_Given instruction_
Print each of the entries exactly, leaving nothing out.

_Data extract_
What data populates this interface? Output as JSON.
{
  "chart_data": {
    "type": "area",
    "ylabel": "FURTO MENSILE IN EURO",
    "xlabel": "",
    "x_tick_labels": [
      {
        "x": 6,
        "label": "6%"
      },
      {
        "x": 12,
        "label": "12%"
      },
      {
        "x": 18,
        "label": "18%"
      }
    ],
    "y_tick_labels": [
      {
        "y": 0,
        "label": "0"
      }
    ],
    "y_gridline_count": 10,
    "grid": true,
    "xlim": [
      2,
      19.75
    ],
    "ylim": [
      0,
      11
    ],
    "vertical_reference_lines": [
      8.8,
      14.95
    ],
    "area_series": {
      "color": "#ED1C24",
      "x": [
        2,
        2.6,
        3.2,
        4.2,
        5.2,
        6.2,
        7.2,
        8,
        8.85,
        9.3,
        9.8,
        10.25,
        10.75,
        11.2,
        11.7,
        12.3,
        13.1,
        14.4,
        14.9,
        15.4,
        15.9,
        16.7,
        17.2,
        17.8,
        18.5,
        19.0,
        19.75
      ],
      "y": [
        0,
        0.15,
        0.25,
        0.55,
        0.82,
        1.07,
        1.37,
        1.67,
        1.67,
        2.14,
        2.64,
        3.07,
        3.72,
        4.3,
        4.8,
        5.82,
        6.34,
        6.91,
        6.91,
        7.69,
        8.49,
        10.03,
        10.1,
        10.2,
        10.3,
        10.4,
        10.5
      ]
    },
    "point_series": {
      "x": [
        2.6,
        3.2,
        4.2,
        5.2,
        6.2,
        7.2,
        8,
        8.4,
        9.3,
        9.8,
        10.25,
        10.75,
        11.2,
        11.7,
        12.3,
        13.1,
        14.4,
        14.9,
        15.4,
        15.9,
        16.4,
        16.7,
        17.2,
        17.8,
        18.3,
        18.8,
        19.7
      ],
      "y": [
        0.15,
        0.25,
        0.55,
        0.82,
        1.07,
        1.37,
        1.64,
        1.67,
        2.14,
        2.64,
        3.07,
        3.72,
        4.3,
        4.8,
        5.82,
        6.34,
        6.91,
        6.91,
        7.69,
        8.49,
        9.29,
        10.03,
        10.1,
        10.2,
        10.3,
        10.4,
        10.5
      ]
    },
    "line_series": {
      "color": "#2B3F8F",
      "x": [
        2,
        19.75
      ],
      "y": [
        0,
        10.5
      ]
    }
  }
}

_Written response_
What data populates this interface? Output as JSON.
{
  "chart_data": {
    "type": "area",
    "ylabel": "FURTO MENSILE IN EURO",
    "xlabel": "",
    "x_tick_labels": [
      {
        "x": 6,
        "label": "6%"
      },
      {
        "x": 12,
        "label": "12%"
      },
      {
        "x": 18,
        "label": "18%"
      }
    ],
    "y_tick_labels": [
      {
        "y": 0,
        "label": "0"
      }
    ],
    "y_gridline_count": 10,
    "grid": true,
    "xlim": [
      2,
      19.75
    ],
    "ylim": [
      0,
      11
    ],
    "vertical_reference_lines": [
      8.8,
      14.95
    ],
    "area_series": {
      "color": "#ED1C24",
      "x": [
        2,
        2.6,
        3.2,
        4.2,
        5.2,
        6.2,
        7.2,
        8,
        8.85,
        9.3,
        9.8,
        10.25,
        10.75,
        11.2,
        11.7,
        12.3,
        13.1,
        14.4,
        14.9,
        15.4,
        15.9,
        16.7,
        17.2,
        17.8,
        18.5,
        19.0,
        19.75
      ],
      "y": [
        0,
        0.15,
        0.25,
        0.55,
        0.82,
        1.07,
        1.37,
        1.67,
        1.67,
        2.14,
        2.64,
        3.07,
        3.72,
        4.3,
        4.8,
        5.82,
        6.34,
        6.91,
        6.91,
        7.69,
        8.49,
        10.03,
        10.1,
        10.2,
        10.3,
        10.4,
        10.5
      ]
    },
    "point_series": {
      "x": [
        2.6,
        3.2,
        4.2,
        5.2,
        6.2,
        7.2,
        8,
        8.4,
        9.3,
        9.8,
        10.25,
        10.75,
        11.2,
        11.7,
        12.3,
        13.1,
        14.4,
        14.9,
        15.4,
        15.9,
        16.4,
        16.7,
        17.2,
        17.8,
        18.3,
        18.8,
        19.7
      ],
      "y": [
        0.15,
        0.25,
        0.55,
        0.82,
        1.07,
        1.37,
        1.64,
        1.67,
        2.14,
        2.64,
        3.07,
        3.72,
        4.3,
        4.8,
        5.82,
        6.34,
        6.91,
        6.91,
        7.69,
        8.49,
        9.29,
        10.03,
        10.1,
        10.2,
        10.3,
        10.4,
        10.5
      ]
    },
    "line_series": {
      "color": "#2B3F8F",
      "x": [
        2,
        19.75
      ],
      "y": [
        0,
        10.5
      ]
    }
  }
}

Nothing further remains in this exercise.